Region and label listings
_ _ _ _

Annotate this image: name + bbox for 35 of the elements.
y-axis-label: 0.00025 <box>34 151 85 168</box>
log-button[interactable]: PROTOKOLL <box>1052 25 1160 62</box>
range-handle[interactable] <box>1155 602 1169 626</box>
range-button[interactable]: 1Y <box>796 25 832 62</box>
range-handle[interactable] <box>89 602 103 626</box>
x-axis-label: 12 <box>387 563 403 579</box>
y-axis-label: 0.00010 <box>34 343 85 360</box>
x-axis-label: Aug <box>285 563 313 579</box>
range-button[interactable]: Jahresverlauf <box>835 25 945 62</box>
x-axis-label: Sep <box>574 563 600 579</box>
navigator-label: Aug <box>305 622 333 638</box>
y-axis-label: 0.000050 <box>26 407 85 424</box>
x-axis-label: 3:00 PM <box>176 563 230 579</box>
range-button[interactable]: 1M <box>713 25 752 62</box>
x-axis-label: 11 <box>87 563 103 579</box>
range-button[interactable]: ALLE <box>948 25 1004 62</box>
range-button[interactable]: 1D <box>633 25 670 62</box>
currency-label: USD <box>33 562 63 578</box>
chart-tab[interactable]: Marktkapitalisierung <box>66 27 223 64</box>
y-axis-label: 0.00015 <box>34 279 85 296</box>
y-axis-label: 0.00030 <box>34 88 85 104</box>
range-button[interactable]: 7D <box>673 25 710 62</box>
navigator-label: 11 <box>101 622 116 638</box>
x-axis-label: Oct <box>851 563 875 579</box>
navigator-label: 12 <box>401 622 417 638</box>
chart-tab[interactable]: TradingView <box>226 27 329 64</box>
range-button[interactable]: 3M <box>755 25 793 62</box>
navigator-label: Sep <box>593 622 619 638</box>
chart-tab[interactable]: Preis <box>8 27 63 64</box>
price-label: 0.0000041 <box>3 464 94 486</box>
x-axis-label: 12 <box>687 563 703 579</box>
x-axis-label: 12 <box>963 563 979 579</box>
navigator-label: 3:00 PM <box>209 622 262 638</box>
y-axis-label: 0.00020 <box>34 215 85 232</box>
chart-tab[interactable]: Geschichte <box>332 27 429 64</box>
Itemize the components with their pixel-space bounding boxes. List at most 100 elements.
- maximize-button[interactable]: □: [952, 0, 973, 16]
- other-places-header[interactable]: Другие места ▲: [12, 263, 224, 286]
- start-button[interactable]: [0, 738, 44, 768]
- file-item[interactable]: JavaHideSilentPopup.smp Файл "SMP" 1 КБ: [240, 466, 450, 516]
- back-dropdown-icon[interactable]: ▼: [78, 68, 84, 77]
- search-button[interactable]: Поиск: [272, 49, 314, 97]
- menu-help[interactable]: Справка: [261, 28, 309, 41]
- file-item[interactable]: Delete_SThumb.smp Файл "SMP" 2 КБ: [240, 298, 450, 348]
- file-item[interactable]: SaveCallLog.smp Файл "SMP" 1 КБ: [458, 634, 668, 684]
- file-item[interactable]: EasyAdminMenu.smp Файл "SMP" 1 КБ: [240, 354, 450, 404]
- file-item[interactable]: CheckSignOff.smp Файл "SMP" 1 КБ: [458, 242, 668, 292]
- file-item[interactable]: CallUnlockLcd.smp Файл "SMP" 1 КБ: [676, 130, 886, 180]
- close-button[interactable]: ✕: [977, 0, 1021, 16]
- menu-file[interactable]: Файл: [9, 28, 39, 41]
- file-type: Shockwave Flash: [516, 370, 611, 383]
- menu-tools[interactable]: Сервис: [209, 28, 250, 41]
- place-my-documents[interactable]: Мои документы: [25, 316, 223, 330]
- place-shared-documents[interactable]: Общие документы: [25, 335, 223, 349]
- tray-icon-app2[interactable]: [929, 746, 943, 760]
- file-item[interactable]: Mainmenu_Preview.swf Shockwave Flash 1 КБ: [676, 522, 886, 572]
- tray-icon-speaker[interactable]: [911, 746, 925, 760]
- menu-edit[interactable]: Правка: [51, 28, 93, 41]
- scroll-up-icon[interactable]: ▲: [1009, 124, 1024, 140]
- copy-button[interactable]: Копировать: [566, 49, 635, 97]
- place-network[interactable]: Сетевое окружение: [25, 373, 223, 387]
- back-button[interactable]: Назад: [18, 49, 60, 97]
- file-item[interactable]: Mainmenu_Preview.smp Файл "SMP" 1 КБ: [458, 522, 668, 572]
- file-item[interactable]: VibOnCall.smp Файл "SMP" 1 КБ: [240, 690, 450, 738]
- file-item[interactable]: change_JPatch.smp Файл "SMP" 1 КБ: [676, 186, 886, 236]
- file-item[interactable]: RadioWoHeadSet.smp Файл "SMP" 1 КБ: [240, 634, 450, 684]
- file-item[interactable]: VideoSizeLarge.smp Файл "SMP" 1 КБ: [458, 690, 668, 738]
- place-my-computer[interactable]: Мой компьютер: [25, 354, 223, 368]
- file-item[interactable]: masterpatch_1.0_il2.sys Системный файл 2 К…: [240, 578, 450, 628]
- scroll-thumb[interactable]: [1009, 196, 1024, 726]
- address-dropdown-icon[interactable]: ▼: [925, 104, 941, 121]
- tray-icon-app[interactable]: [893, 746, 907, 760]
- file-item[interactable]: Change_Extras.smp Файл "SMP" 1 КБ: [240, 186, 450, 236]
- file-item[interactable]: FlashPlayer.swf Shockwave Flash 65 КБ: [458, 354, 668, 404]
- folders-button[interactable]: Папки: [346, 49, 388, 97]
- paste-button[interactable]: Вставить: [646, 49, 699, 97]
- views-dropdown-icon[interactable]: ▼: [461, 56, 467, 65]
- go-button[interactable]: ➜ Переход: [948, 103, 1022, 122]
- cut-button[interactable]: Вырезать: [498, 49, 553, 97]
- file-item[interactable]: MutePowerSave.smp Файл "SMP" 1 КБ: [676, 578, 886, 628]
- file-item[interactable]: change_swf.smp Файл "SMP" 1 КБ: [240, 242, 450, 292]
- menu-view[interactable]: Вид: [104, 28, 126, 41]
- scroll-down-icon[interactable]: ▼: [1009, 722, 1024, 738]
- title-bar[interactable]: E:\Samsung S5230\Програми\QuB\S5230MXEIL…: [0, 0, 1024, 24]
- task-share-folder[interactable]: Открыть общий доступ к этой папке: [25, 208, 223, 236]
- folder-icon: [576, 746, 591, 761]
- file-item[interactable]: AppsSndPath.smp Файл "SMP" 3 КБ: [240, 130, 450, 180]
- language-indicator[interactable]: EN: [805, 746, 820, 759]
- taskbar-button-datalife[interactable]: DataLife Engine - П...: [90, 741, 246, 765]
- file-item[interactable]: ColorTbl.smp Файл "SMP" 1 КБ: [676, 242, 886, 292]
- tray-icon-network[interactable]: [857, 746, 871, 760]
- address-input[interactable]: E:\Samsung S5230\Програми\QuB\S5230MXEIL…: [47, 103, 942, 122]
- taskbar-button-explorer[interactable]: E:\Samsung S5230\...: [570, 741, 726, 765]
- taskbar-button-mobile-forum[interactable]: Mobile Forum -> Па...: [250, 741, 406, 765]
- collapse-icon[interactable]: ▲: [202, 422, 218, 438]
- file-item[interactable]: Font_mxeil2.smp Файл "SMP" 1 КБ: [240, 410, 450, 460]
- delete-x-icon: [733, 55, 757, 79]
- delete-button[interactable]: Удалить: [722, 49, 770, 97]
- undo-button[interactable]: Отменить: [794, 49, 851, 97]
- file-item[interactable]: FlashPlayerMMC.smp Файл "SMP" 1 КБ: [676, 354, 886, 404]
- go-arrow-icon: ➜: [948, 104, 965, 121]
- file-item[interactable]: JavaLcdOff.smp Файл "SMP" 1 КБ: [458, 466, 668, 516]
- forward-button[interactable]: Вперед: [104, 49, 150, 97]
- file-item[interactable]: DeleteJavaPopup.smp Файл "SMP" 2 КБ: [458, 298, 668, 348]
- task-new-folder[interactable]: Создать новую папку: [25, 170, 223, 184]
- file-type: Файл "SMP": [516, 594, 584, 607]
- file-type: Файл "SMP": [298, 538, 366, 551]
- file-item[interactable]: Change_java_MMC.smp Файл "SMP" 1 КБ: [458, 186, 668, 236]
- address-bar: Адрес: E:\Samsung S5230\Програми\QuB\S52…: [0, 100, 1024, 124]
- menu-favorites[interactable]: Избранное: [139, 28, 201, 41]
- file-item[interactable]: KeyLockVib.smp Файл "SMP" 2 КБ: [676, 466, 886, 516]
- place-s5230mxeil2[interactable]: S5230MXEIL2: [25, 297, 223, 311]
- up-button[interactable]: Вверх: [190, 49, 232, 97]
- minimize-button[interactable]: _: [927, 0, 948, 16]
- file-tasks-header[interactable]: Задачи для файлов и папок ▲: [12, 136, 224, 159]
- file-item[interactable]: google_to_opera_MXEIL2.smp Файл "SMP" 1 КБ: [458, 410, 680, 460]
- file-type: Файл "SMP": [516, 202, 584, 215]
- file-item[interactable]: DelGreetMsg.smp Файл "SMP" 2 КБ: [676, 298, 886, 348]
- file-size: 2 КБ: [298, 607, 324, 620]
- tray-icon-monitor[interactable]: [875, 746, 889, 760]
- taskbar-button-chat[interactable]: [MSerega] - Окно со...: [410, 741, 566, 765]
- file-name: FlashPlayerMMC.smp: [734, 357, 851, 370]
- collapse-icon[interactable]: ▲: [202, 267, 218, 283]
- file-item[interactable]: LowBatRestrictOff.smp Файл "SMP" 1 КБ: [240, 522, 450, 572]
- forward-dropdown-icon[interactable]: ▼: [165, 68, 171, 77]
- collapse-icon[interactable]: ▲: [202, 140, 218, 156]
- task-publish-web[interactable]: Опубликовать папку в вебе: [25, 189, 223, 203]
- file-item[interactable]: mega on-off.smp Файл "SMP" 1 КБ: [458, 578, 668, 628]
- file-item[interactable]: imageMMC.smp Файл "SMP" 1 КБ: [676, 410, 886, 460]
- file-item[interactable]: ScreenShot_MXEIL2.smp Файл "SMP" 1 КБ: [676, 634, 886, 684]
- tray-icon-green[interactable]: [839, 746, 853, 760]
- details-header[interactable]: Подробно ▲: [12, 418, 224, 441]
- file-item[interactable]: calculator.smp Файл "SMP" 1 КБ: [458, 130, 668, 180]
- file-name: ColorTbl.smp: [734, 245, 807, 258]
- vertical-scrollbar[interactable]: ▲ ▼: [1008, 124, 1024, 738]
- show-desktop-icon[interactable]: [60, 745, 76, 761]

_ _ _ _

» **WORK INSTRUCTIONS**
Copy out the lines of the listing from its first line through the line containing "x-axis-label: 12 <box>387 563 403 579</box>", with both ends included.

» **SOLUTION TO THIS EXERCISE**
Annotate this image: name + bbox for 35 of the elements.
y-axis-label: 0.00025 <box>34 151 85 168</box>
log-button[interactable]: PROTOKOLL <box>1052 25 1160 62</box>
range-handle[interactable] <box>1155 602 1169 626</box>
range-button[interactable]: 1Y <box>796 25 832 62</box>
range-handle[interactable] <box>89 602 103 626</box>
x-axis-label: 12 <box>387 563 403 579</box>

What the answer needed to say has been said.